# What the task requires
Gather from the material every line that contains the string "Dipartimento".

# Supplied data
* begin *
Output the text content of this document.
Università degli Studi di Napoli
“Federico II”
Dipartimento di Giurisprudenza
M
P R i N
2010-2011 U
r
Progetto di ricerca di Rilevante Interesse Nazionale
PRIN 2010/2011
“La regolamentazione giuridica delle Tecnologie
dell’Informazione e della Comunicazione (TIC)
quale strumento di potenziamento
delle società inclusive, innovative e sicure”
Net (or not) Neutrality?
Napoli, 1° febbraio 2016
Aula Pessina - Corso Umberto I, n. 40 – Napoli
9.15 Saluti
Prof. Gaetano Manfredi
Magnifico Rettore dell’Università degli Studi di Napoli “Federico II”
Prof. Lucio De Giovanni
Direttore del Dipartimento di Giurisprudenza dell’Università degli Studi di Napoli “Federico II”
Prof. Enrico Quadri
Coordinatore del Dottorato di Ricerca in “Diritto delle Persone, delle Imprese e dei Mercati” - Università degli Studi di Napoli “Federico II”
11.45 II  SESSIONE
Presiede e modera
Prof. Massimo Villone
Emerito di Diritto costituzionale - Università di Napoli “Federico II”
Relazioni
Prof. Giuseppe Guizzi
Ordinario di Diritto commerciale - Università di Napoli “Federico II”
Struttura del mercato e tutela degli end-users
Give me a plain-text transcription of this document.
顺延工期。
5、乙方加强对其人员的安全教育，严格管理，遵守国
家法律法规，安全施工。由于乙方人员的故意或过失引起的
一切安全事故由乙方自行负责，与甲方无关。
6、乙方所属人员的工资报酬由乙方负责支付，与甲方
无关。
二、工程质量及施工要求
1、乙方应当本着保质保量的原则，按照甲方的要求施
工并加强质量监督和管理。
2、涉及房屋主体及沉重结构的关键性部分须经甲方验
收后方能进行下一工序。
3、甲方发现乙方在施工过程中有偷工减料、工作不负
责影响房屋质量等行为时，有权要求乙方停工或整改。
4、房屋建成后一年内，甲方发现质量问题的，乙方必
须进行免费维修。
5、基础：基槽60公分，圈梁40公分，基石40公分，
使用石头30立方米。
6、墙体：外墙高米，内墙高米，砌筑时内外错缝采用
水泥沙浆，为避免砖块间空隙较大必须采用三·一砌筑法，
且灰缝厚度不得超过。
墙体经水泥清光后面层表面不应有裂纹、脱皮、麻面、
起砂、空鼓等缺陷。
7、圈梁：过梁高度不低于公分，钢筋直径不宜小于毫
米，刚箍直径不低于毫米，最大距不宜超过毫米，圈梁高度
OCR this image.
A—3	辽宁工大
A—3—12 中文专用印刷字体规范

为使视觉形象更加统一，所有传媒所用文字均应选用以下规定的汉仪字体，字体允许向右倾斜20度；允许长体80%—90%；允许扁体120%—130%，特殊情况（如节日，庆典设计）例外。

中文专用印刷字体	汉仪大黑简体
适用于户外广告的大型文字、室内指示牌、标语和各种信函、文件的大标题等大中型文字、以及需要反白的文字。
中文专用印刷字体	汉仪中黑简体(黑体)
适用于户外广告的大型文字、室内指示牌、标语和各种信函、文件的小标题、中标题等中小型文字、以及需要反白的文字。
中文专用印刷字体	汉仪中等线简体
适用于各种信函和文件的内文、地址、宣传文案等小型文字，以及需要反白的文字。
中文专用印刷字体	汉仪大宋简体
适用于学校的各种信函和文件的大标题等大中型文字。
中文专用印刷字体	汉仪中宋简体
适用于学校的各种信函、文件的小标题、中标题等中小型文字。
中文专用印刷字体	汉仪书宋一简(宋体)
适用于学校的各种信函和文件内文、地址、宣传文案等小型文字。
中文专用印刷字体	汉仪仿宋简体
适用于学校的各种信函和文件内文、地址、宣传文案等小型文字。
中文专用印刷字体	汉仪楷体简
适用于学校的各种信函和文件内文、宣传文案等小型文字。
* end *
# Complete output
Dipartimento di Giurisprudenza
Direttore del Dipartimento di Giurisprudenza dell’Università degli Studi di Napoli “Federico II”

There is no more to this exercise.